Requirement
Return every entry exactly as written.

::::

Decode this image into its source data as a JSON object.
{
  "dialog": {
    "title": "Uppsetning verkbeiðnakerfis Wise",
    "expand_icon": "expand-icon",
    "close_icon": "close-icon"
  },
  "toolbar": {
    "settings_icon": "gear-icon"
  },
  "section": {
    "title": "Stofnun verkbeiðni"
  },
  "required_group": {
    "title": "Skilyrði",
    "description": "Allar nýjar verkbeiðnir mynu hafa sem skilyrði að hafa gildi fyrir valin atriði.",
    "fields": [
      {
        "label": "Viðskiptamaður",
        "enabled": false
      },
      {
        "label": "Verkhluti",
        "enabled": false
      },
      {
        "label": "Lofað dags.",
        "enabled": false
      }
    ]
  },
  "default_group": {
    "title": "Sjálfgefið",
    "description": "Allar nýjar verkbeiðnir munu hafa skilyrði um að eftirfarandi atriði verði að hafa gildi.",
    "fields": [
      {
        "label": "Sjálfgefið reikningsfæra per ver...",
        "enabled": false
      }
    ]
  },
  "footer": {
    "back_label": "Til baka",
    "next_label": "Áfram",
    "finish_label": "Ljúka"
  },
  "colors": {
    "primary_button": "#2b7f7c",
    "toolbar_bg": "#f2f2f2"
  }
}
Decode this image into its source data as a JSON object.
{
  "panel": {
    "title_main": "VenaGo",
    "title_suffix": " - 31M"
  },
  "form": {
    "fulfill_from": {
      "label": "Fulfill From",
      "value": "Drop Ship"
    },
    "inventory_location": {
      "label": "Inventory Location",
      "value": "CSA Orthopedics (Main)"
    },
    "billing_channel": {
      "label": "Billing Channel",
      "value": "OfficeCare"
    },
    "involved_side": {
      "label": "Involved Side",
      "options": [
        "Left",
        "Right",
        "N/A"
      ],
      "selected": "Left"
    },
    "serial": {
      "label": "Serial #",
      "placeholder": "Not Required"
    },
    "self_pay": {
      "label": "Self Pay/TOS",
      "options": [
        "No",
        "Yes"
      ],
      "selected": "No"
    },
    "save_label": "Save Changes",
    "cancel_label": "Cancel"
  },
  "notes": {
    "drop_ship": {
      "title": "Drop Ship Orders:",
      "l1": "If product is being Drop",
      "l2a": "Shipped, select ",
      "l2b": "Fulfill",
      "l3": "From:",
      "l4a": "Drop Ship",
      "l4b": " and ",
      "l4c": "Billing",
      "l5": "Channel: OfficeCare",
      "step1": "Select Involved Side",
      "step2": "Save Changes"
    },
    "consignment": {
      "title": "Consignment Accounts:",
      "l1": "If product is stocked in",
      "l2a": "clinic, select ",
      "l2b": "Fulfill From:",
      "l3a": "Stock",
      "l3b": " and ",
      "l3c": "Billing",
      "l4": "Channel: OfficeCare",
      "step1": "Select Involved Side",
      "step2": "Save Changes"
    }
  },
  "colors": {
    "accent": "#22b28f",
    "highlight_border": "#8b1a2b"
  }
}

::::

Solution to this exercise
Decode this image into its source data as a JSON object.
{
  "dialog": {
    "title": "Uppsetning verkbeiðnakerfis Wise",
    "expand_icon": "expand-icon",
    "close_icon": "close-icon"
  },
  "toolbar": {
    "settings_icon": "gear-icon"
  },
  "section": {
    "title": "Stofnun verkbeiðni"
  },
  "required_group": {
    "title": "Skilyrði",
    "description": "Allar nýjar verkbeiðnir mynu hafa sem skilyrði að hafa gildi fyrir valin atriði.",
    "fields": [
      {
        "label": "Viðskiptamaður",
        "enabled": false
      },
      {
        "label": "Verkhluti",
        "enabled": false
      },
      {
        "label": "Lofað dags.",
        "enabled": false
      }
    ]
  },
  "default_group": {
    "title": "Sjálfgefið",
    "description": "Allar nýjar verkbeiðnir munu hafa skilyrði um að eftirfarandi atriði verði að hafa gildi.",
    "fields": [
      {
        "label": "Sjálfgefið reikningsfæra per ver...",
        "enabled": false
      }
    ]
  },
  "footer": {
    "back_label": "Til baka",
    "next_label": "Áfram",
    "finish_label": "Ljúka"
  },
  "colors": {
    "primary_button": "#2b7f7c",
    "toolbar_bg": "#f2f2f2"
  }
}
Decode this image into its source data as a JSON object.
{
  "panel": {
    "title_main": "VenaGo",
    "title_suffix": " - 31M"
  },
  "form": {
    "fulfill_from": {
      "label": "Fulfill From",
      "value": "Drop Ship"
    },
    "inventory_location": {
      "label": "Inventory Location",
      "value": "CSA Orthopedics (Main)"
    },
    "billing_channel": {
      "label": "Billing Channel",
      "value": "OfficeCare"
    },
    "involved_side": {
      "label": "Involved Side",
      "options": [
        "Left",
        "Right",
        "N/A"
      ],
      "selected": "Left"
    },
    "serial": {
      "label": "Serial #",
      "placeholder": "Not Required"
    },
    "self_pay": {
      "label": "Self Pay/TOS",
      "options": [
        "No",
        "Yes"
      ],
      "selected": "No"
    },
    "save_label": "Save Changes",
    "cancel_label": "Cancel"
  },
  "notes": {
    "drop_ship": {
      "title": "Drop Ship Orders:",
      "l1": "If product is being Drop",
      "l2a": "Shipped, select ",
      "l2b": "Fulfill",
      "l3": "From:",
      "l4a": "Drop Ship",
      "l4b": " and ",
      "l4c": "Billing",
      "l5": "Channel: OfficeCare",
      "step1": "Select Involved Side",
      "step2": "Save Changes"
    },
    "consignment": {
      "title": "Consignment Accounts:",
      "l1": "If product is stocked in",
      "l2a": "clinic, select ",
      "l2b": "Fulfill From:",
      "l3a": "Stock",
      "l3b": " and ",
      "l3c": "Billing",
      "l4": "Channel: OfficeCare",
      "step1": "Select Involved Side",
      "step2": "Save Changes"
    }
  },
  "colors": {
    "accent": "#22b28f",
    "highlight_border": "#8b1a2b"
  }
}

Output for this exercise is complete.